───── RECORDS TO PROCESS
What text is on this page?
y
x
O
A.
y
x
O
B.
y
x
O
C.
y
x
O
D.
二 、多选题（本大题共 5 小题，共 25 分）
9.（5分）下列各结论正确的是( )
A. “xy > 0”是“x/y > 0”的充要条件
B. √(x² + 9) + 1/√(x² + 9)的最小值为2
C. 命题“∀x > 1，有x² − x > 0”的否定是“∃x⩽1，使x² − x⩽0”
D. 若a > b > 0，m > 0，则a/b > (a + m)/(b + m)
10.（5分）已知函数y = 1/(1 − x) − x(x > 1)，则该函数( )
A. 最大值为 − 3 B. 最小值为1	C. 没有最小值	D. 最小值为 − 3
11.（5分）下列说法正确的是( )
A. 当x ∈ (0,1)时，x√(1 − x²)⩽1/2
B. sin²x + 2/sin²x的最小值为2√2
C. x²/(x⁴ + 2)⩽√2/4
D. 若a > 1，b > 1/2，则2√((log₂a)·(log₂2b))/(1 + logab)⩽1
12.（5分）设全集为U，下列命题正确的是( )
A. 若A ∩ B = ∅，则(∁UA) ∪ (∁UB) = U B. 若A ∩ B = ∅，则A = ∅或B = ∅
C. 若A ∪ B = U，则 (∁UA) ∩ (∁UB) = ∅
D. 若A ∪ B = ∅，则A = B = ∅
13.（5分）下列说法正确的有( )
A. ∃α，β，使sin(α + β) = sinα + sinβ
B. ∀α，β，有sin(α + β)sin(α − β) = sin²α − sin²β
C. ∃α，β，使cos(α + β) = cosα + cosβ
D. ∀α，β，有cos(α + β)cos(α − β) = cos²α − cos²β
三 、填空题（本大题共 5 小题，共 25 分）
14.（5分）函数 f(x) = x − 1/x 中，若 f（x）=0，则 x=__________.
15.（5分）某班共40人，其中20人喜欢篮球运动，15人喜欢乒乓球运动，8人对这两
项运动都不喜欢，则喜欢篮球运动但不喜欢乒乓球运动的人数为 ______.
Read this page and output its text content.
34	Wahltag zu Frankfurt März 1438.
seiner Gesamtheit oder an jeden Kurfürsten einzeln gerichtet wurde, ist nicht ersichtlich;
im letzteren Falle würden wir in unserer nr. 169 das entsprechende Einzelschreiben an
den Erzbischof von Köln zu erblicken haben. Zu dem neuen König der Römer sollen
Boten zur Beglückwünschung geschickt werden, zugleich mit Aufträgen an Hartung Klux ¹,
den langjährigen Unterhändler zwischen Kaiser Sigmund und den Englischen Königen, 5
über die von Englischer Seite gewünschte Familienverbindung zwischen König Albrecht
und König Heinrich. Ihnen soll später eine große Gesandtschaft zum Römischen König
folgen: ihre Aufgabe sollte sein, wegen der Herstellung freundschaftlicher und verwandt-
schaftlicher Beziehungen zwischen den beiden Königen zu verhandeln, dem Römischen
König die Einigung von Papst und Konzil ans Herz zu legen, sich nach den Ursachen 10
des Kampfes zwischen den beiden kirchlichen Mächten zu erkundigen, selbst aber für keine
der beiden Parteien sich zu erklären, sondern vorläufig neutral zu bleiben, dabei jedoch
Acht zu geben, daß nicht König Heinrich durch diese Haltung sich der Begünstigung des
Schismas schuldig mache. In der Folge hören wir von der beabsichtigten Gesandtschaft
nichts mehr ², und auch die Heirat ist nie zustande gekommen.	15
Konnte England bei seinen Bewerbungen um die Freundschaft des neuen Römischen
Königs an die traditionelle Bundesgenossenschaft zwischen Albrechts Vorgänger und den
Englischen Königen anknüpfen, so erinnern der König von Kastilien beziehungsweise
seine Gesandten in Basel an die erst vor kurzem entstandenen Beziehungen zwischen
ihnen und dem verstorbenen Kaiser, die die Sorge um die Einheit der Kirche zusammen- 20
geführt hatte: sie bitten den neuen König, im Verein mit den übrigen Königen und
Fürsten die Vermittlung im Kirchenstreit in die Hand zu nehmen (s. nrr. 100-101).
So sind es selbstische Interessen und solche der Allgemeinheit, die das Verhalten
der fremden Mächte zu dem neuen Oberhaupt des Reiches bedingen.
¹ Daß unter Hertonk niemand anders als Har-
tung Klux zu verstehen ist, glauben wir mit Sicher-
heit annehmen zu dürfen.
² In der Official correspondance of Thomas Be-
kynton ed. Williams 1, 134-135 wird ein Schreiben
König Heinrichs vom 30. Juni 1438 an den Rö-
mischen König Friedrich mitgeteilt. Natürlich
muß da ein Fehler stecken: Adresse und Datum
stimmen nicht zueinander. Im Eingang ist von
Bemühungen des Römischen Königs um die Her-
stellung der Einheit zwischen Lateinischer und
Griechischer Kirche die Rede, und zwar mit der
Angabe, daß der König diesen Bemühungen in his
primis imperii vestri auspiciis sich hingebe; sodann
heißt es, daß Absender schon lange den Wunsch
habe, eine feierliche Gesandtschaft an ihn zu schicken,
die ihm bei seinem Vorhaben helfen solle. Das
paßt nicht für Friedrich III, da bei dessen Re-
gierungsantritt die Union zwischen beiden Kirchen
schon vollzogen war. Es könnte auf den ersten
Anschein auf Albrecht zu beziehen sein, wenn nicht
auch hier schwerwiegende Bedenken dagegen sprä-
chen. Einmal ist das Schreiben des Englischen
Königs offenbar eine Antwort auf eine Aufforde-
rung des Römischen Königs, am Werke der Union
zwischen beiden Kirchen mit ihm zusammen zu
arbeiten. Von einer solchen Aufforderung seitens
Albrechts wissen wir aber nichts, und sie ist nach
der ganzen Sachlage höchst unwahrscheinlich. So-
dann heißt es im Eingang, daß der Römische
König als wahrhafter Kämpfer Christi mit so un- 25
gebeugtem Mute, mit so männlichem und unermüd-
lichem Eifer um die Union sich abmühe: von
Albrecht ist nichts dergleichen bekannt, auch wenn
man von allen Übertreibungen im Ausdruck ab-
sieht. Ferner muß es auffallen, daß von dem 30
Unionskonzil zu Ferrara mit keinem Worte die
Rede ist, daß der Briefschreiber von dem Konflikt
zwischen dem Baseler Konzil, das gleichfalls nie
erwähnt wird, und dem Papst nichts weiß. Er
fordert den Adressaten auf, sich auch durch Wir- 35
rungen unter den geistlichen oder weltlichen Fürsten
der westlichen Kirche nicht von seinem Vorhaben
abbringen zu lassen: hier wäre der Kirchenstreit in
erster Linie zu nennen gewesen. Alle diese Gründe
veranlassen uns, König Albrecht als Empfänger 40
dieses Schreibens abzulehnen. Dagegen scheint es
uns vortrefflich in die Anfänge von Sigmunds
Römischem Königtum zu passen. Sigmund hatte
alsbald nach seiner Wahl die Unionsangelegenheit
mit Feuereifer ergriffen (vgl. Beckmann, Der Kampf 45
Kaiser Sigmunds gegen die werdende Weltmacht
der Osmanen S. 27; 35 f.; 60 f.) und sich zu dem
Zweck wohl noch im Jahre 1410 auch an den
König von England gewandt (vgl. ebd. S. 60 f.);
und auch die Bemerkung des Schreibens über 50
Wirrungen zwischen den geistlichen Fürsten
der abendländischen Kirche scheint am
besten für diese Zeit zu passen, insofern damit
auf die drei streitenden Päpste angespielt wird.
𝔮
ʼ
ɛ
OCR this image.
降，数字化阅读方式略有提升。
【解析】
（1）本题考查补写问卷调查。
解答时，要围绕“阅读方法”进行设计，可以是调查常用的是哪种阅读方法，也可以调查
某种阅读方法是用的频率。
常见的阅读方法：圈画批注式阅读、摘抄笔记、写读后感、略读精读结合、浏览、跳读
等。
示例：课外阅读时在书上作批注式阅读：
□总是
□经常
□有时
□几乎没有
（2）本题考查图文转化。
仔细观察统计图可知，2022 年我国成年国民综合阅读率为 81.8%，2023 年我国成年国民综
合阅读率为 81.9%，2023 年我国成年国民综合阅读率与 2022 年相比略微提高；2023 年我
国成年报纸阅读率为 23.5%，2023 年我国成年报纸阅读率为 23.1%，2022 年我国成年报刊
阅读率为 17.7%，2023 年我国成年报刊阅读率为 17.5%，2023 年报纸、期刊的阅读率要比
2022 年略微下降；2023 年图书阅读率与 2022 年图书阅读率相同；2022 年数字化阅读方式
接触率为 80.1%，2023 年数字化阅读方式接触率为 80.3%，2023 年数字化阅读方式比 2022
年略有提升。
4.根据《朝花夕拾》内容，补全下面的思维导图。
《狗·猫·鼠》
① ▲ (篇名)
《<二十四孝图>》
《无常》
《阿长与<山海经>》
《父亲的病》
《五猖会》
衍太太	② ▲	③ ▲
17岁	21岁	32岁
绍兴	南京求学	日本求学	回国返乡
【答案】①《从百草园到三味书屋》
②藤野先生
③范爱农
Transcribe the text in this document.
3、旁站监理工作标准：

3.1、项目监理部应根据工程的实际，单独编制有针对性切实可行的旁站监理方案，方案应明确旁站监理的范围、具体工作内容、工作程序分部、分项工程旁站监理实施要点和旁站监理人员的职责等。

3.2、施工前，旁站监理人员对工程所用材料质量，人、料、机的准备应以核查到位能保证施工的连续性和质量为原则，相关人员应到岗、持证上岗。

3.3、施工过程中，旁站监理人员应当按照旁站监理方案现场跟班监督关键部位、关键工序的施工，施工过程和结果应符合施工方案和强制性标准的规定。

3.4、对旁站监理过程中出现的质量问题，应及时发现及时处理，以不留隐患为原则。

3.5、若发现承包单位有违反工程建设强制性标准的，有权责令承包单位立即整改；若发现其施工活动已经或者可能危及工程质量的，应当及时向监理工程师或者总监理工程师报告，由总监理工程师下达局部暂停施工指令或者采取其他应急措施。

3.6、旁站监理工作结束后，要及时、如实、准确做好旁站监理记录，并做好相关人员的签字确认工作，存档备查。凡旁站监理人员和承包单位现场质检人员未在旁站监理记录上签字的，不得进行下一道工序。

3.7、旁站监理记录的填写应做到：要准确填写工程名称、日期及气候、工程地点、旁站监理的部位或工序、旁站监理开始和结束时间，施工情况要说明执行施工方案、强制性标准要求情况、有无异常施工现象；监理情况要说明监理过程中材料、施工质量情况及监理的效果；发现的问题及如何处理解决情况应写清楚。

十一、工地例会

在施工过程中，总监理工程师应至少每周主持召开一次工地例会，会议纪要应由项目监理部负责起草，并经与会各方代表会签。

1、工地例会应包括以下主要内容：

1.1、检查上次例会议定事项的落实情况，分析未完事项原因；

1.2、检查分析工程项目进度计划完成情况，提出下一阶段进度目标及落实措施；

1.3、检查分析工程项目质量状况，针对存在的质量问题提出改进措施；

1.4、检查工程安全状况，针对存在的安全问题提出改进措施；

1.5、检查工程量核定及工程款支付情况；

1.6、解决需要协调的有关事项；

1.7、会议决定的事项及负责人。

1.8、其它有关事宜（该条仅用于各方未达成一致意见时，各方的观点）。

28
──────────
▶ TASK OBJECTIVE: Which lines of the data above contain "Beziehungen"? Copy each one.

▶ TASK RESULT:
schaftlicher Beziehungen zwischen den beiden Königen zu verhandeln, dem Römischen
seine Gesandten in Basel an die erst vor kurzem entstandenen Beziehungen zwischen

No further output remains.